— Some records —

==========

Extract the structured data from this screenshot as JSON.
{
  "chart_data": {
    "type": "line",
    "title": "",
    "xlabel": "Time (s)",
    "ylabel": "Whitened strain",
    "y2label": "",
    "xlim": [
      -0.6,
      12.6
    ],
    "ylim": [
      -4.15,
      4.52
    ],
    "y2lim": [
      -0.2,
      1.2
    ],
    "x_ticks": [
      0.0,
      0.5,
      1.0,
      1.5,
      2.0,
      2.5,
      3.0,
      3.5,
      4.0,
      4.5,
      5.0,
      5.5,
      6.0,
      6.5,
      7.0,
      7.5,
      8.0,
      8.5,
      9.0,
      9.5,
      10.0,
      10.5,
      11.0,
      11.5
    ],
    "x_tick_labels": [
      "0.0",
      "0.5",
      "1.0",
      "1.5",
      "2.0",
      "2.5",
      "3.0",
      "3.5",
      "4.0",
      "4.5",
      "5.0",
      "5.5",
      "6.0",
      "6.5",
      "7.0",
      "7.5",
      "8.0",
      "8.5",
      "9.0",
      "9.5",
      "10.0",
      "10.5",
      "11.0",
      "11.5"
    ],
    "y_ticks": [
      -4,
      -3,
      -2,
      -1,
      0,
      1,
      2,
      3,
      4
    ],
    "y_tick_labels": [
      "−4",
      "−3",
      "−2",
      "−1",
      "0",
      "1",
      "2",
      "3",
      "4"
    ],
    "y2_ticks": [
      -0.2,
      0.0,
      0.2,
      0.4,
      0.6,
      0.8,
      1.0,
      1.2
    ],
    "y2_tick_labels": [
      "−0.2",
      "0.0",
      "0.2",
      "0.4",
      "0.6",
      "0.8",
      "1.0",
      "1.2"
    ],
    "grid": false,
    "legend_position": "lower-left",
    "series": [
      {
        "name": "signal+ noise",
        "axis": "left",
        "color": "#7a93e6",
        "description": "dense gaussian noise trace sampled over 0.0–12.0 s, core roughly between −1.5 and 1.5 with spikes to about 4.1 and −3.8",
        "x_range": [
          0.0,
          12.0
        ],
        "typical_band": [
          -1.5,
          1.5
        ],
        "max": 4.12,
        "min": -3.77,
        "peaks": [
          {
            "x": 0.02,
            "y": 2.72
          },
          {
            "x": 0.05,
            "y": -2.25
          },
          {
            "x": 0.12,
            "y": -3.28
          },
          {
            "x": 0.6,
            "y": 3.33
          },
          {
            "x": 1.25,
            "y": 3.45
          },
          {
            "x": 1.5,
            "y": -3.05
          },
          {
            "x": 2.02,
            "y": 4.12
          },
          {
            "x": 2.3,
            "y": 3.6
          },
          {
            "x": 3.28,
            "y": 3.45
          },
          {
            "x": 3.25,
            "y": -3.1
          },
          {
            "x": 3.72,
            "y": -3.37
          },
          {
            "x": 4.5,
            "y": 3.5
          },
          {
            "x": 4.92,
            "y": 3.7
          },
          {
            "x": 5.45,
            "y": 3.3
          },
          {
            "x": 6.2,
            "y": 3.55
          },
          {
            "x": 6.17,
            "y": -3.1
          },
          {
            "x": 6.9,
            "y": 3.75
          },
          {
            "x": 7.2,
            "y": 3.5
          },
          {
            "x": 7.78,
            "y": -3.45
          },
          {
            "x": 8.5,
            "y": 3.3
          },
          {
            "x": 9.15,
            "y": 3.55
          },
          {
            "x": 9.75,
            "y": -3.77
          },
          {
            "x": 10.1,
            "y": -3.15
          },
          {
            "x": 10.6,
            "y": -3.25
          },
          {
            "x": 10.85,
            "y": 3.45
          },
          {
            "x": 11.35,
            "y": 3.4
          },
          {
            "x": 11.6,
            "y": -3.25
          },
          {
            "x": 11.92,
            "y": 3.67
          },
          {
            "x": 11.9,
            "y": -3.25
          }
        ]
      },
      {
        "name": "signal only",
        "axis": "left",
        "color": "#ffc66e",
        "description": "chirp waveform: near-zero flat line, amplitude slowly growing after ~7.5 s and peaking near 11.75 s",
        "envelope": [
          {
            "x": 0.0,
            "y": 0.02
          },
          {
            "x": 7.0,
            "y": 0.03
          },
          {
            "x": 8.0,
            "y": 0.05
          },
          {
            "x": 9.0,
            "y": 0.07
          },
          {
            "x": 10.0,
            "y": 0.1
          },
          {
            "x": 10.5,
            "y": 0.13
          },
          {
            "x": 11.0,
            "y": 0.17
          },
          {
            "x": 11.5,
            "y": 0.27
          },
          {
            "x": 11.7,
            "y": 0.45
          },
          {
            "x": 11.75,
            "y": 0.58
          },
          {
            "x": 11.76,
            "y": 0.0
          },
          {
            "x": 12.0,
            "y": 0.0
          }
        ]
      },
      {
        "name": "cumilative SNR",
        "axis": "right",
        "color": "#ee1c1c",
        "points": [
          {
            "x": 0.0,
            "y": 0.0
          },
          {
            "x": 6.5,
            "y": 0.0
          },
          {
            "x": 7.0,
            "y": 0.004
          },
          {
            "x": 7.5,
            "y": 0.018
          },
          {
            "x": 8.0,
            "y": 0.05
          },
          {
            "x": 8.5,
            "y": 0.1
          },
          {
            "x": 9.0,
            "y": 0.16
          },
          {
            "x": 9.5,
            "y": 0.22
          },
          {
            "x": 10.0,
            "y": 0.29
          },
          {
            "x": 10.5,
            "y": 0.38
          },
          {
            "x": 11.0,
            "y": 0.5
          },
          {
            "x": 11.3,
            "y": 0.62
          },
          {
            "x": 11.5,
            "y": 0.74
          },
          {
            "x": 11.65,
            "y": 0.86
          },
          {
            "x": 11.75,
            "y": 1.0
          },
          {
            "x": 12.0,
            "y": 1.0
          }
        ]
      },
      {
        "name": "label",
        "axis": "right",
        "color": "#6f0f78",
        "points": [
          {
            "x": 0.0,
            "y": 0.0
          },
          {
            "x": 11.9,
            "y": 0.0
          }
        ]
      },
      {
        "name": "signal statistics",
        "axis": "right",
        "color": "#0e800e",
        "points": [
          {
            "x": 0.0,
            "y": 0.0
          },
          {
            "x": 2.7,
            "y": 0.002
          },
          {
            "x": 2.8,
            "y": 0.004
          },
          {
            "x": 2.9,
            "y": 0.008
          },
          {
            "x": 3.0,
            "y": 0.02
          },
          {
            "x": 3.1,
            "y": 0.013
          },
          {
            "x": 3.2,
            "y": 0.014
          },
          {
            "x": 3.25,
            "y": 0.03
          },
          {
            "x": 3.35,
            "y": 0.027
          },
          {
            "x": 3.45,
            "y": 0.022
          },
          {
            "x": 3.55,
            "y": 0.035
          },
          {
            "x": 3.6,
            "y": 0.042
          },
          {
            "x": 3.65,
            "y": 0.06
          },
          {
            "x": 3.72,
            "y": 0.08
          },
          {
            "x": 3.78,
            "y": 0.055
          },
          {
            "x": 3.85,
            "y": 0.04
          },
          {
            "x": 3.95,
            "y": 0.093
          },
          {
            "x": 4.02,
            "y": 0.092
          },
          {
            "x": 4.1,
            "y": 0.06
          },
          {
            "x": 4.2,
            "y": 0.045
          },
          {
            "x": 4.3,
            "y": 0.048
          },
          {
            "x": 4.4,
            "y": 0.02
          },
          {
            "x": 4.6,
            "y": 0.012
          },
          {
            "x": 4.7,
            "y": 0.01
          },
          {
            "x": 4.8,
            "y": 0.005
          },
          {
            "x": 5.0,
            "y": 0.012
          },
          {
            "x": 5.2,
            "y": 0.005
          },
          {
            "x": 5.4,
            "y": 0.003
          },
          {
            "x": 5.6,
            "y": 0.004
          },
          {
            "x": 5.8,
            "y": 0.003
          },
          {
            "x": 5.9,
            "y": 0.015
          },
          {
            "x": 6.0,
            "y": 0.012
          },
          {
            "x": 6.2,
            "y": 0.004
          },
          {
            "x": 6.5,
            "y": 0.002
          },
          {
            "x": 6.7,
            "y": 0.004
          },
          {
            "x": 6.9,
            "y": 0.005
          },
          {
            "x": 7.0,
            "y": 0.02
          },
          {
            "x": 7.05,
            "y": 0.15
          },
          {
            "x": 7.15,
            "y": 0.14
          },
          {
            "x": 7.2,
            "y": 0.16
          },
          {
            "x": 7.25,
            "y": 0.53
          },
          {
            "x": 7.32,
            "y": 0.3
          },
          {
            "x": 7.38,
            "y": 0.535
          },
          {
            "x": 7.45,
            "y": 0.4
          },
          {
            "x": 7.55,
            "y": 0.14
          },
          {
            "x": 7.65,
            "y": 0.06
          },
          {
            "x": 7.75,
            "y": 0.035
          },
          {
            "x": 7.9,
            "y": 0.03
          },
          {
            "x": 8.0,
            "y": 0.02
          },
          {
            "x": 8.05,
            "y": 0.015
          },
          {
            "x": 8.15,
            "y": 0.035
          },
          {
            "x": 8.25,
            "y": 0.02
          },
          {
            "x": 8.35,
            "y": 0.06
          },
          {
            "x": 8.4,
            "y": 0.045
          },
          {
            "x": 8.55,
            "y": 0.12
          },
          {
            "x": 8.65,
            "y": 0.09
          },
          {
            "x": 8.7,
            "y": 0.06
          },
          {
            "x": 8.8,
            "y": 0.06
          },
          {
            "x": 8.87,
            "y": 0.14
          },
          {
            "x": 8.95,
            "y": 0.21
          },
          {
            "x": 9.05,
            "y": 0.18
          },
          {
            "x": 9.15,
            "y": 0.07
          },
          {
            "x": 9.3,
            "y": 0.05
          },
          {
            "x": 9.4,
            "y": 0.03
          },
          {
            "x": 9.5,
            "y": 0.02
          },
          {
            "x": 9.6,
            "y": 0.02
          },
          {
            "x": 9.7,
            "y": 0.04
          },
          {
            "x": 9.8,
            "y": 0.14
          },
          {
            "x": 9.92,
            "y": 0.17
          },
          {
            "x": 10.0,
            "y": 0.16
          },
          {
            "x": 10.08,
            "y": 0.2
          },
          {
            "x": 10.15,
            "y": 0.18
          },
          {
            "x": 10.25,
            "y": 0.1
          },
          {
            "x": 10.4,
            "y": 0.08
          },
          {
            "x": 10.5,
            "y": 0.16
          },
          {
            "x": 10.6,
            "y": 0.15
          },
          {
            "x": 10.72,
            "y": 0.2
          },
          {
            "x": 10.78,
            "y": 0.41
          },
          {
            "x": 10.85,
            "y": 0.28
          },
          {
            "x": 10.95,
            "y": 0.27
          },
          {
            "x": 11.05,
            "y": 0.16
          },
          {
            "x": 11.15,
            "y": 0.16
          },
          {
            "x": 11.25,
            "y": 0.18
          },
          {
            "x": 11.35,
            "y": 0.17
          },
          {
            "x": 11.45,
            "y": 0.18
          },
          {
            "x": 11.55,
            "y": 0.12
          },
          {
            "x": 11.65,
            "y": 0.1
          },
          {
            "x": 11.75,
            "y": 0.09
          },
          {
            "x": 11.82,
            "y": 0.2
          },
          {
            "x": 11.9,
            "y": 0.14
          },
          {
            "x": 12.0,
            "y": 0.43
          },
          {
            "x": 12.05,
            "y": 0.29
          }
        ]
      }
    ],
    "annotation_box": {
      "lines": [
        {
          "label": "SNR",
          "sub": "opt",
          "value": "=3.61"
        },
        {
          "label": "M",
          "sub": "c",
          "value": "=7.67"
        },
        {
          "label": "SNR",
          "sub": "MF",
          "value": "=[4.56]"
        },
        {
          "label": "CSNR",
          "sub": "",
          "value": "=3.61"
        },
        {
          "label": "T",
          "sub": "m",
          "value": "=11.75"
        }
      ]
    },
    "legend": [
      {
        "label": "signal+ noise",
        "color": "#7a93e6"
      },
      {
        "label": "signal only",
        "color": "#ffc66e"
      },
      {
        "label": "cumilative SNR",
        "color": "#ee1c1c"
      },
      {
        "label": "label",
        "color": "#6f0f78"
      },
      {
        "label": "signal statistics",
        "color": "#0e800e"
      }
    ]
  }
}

==========

— Short exercise —
In the records above, locate the lines holding the word "noise". Copy each of them.

— Result —
        "name": "signal+ noise",
        "description": "dense gaussian noise trace sampled over 0.0–12.0 s, core roughly between −1.5 and 1.5 with spikes to about 4.1 and −3.8",
        "label": "signal+ noise",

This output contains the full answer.